| TASK DESCRIPTION |
Copy each line of the entries beneath that contains the word "this".

[Extracted records]
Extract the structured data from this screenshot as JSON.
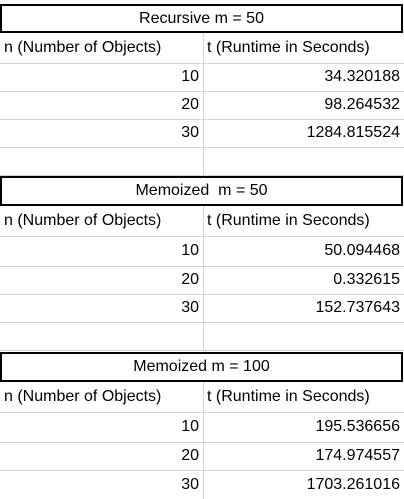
{
  "tables": [
    {
      "title": "Recursive m = 50",
      "col1_header": "n (Number of Objects)",
      "col2_header": "t (Runtime in Seconds)",
      "rows": [
        {
          "n": "10",
          "t": "34.320188"
        },
        {
          "n": "20",
          "t": "98.264532"
        },
        {
          "n": "30",
          "t": "1284.815524"
        }
      ]
    },
    {
      "title": "Memoized  m = 50",
      "col1_header": "n (Number of Objects)",
      "col2_header": "t (Runtime in Seconds)",
      "rows": [
        {
          "n": "10",
          "t": "50.094468"
        },
        {
          "n": "20",
          "t": "0.332615"
        },
        {
          "n": "30",
          "t": "152.737643"
        }
      ]
    },
    {
      "title": "Memoized m = 100",
      "col1_header": "n (Number of Objects)",
      "col2_header": "t (Runtime in Seconds)",
      "rows": [
        {
          "n": "10",
          "t": "195.536656"
        },
        {
          "n": "20",
          "t": "174.974557"
        },
        {
          "n": "30",
          "t": "1703.261016"
        }
      ]
    }
  ]
}
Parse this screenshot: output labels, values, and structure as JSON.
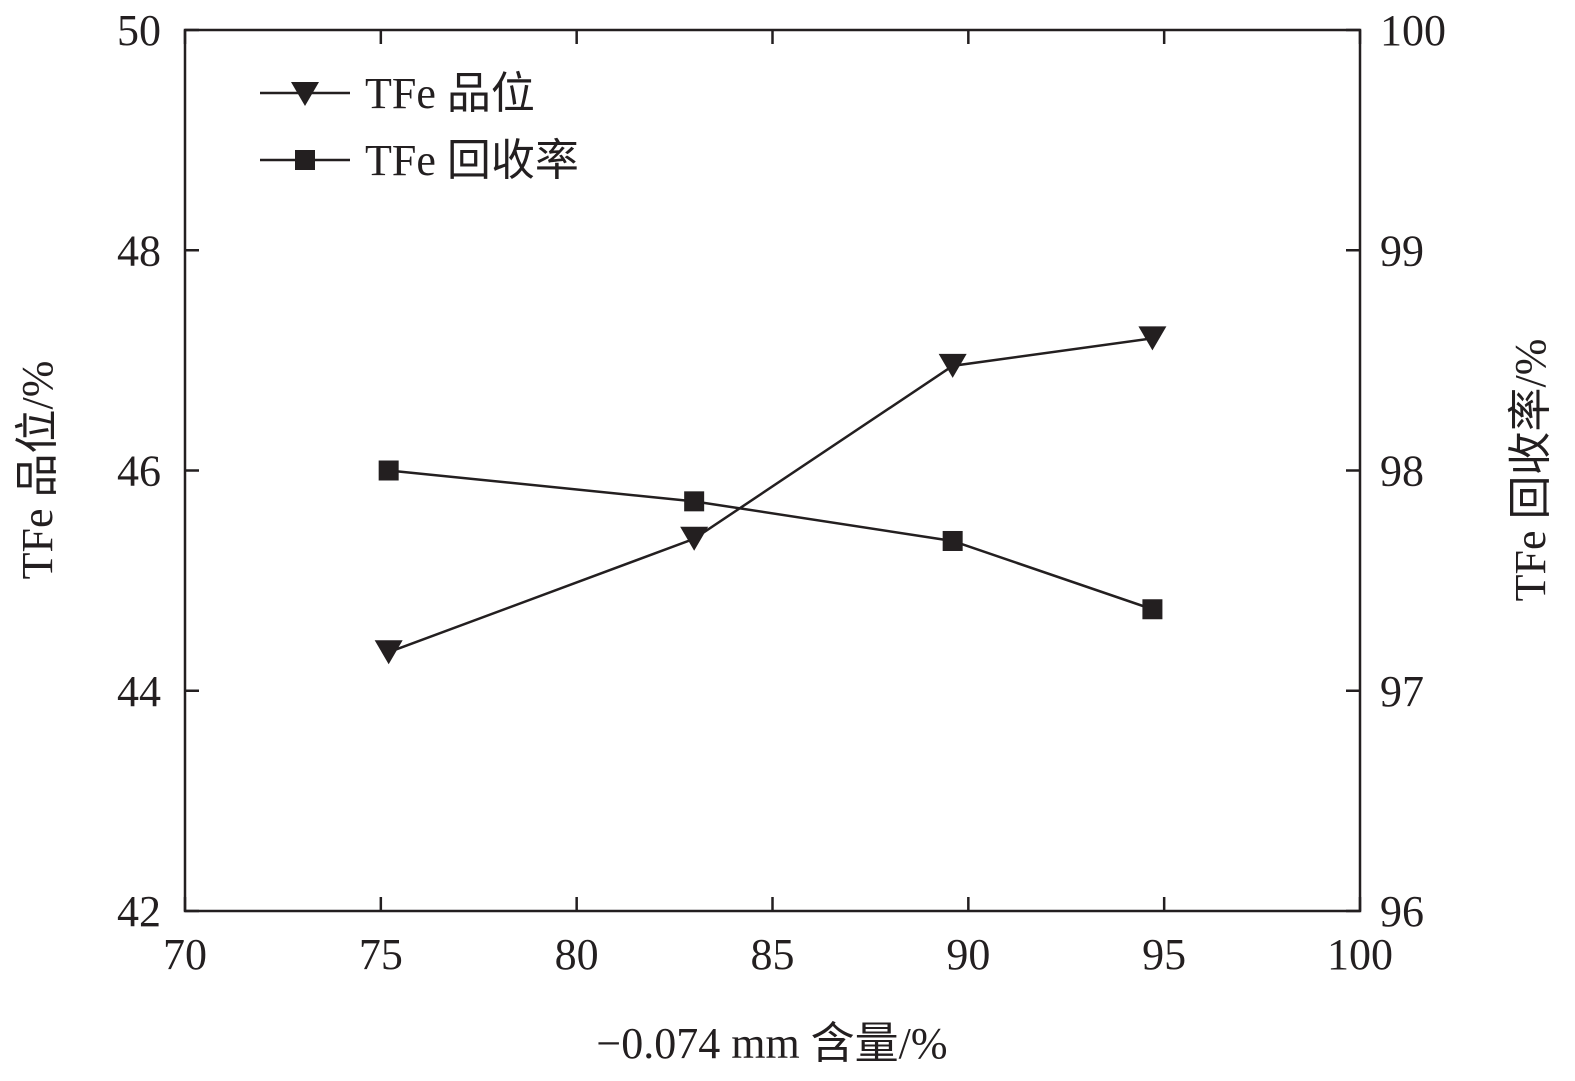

| CORRECT RESULT |
Extract the structured data from this screenshot as JSON.
Parse this screenshot: output labels, values, and structure as JSON.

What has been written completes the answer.